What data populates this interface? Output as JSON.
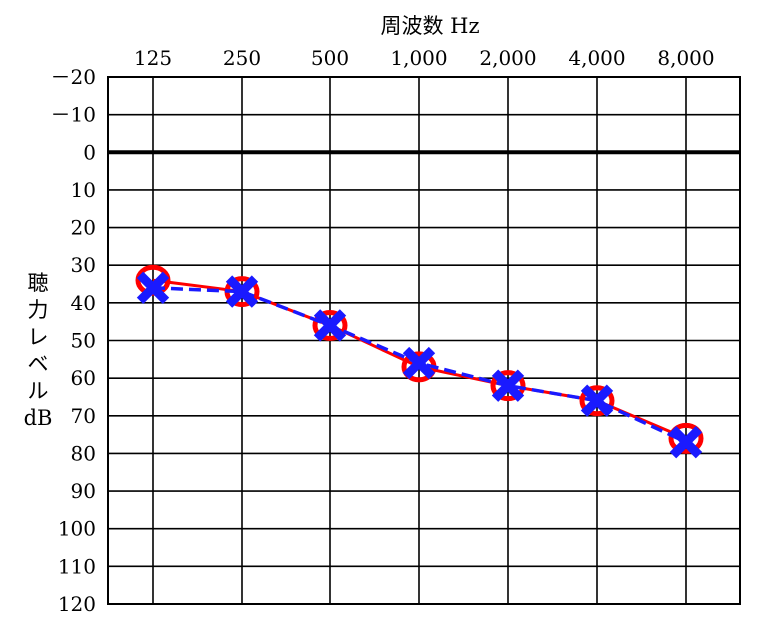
{
  "chart_data": {
    "type": "line",
    "title": "",
    "xlabel": "周波数 Hz",
    "ylabel": [
      "聴",
      "力",
      "レ",
      "ベ",
      "ル",
      "dB"
    ],
    "categories": [
      "125",
      "250",
      "500",
      "1,000",
      "2,000",
      "4,000",
      "8,000"
    ],
    "y_ticks": [
      "－20",
      "－10",
      "0",
      "10",
      "20",
      "30",
      "40",
      "50",
      "60",
      "70",
      "80",
      "90",
      "100",
      "110",
      "120"
    ],
    "ylim": [
      -20,
      120
    ],
    "y_inverted": true,
    "grid": true,
    "series": [
      {
        "marker": "circle",
        "color": "#ff0000",
        "line_style": "solid",
        "values": [
          34,
          37,
          46,
          57,
          62,
          66,
          76
        ]
      },
      {
        "marker": "cross",
        "color": "#1a1aff",
        "line_style": "dashed",
        "values": [
          36,
          37,
          46,
          56,
          62,
          66,
          77
        ]
      }
    ]
  }
}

══════════

Reproduce the material word for word, minus the images.

What data populates this interface? Output as JSON.
{
  "chart_data": {
    "type": "line",
    "title": "",
    "xlabel": "周波数 Hz",
    "ylabel": [
      "聴",
      "力",
      "レ",
      "ベ",
      "ル",
      "dB"
    ],
    "categories": [
      "125",
      "250",
      "500",
      "1,000",
      "2,000",
      "4,000",
      "8,000"
    ],
    "y_ticks": [
      "－20",
      "－10",
      "0",
      "10",
      "20",
      "30",
      "40",
      "50",
      "60",
      "70",
      "80",
      "90",
      "100",
      "110",
      "120"
    ],
    "ylim": [
      -20,
      120
    ],
    "y_inverted": true,
    "grid": true,
    "series": [
      {
        "marker": "circle",
        "color": "#ff0000",
        "line_style": "solid",
        "values": [
          34,
          37,
          46,
          57,
          62,
          66,
          76
        ]
      },
      {
        "marker": "cross",
        "color": "#1a1aff",
        "line_style": "dashed",
        "values": [
          36,
          37,
          46,
          56,
          62,
          66,
          77
        ]
      }
    ]
  }
}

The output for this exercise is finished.